- [PROVIDED RECORDS]:
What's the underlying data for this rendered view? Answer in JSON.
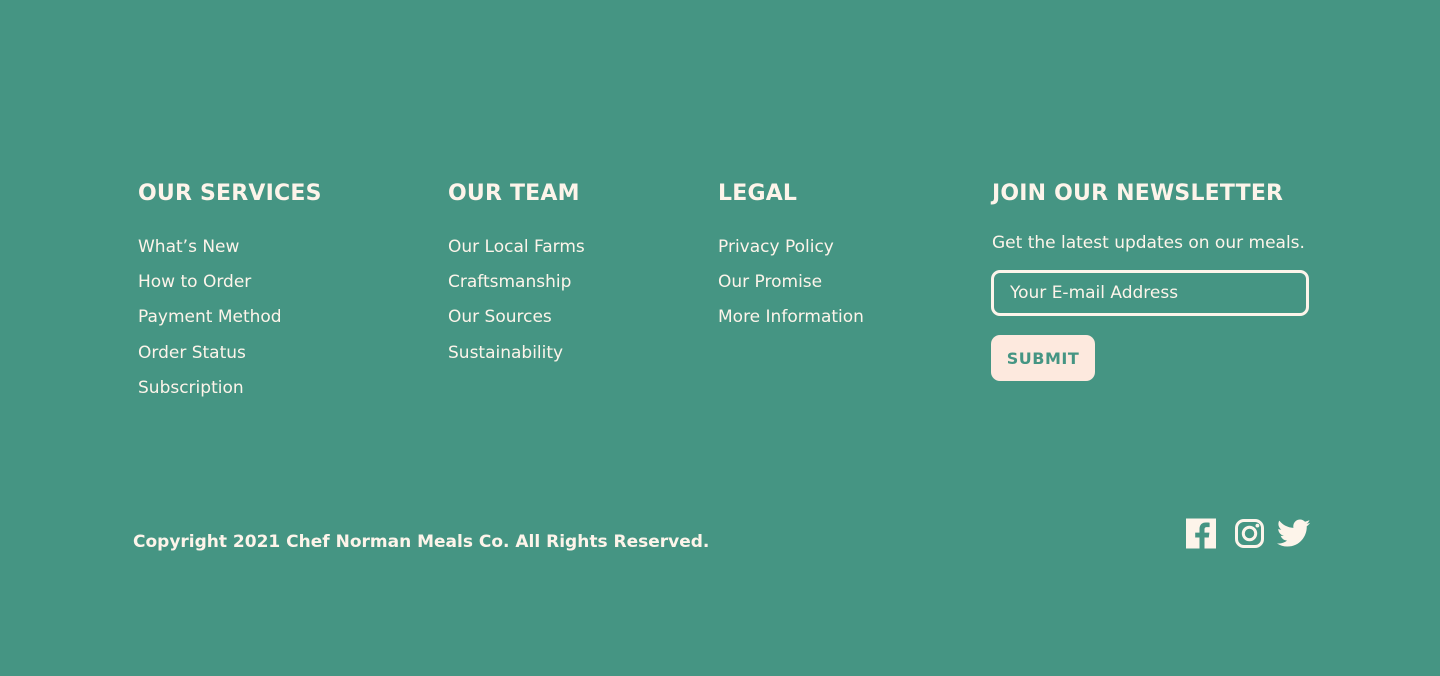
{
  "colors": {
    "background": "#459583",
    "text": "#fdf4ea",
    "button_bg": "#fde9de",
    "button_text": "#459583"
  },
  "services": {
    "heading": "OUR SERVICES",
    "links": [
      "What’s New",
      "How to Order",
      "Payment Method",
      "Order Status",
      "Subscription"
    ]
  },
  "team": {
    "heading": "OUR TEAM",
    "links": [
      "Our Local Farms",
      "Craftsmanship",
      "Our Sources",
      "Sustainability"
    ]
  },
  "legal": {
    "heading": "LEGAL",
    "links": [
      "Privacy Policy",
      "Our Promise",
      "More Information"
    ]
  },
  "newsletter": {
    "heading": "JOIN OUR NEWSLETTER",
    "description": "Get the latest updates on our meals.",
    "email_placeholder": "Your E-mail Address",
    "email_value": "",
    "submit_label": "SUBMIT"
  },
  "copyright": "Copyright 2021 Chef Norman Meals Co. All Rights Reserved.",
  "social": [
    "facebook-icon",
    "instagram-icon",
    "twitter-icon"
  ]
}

--

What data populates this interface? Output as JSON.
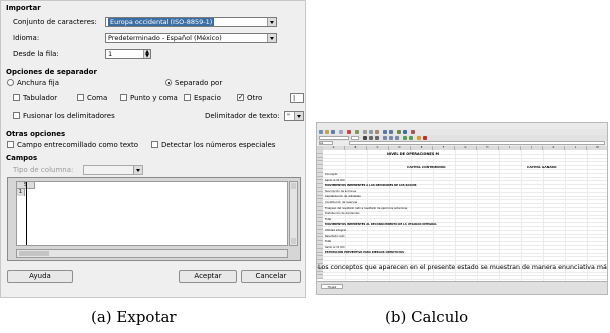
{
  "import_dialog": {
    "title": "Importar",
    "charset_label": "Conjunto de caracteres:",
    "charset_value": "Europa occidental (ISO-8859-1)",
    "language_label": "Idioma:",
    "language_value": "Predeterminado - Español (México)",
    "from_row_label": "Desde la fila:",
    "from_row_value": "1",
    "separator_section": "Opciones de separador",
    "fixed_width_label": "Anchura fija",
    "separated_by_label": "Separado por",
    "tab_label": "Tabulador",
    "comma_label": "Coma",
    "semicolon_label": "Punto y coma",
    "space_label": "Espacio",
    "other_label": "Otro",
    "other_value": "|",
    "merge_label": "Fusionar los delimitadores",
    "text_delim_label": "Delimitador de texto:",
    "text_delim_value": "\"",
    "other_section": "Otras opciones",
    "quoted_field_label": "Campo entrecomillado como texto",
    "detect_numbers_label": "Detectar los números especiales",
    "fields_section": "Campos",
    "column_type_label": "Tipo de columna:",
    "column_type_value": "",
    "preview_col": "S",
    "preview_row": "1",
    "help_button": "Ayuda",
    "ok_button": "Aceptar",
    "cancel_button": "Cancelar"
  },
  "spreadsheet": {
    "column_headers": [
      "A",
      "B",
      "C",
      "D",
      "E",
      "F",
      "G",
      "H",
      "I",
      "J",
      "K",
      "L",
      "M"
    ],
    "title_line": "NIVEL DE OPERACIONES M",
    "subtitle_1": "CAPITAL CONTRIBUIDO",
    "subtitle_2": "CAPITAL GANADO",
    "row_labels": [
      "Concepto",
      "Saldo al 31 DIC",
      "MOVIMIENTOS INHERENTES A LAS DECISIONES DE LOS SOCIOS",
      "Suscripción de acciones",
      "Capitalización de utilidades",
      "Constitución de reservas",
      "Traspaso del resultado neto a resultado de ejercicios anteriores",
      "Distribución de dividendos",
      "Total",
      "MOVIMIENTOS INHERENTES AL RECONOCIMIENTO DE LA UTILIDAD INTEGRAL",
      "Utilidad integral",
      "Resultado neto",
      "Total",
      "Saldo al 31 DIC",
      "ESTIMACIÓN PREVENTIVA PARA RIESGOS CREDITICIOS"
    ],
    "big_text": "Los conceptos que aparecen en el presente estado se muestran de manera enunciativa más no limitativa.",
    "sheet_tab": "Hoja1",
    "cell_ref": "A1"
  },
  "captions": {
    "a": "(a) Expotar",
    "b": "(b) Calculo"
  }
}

- [EXERCISE TASK]:
Identify each line in the records above that contains the word "data", and copy it out in full.

- [FULL ANSWER]:
What's the underlying data for this rendered view? Answer in JSON.
What data populates this interface? Output as JSON.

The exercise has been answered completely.